Reproduce the complete listing without any deviation.
== INPUT ==
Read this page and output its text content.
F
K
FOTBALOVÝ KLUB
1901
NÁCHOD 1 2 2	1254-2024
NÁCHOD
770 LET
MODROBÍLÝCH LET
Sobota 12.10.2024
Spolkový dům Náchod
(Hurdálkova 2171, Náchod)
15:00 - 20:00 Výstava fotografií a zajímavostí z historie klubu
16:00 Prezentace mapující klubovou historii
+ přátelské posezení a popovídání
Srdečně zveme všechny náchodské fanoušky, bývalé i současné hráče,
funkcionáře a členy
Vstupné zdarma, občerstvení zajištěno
===
*RESULT FOR THIS TASK*:
Read this page and output its text content.
F
K
FOTBALOVÝ KLUB
1901
NÁCHOD 1 2 2	1254-2024
NÁCHOD
770 LET
MODROBÍLÝCH LET
Sobota 12.10.2024
Spolkový dům Náchod
(Hurdálkova 2171, Náchod)
15:00 - 20:00 Výstava fotografií a zajímavostí z historie klubu
16:00 Prezentace mapující klubovou historii
+ přátelské posezení a popovídání
Srdečně zveme všechny náchodské fanoušky, bývalé i současné hráče,
funkcionáře a členy
Vstupné zdarma, občerstvení zajištěno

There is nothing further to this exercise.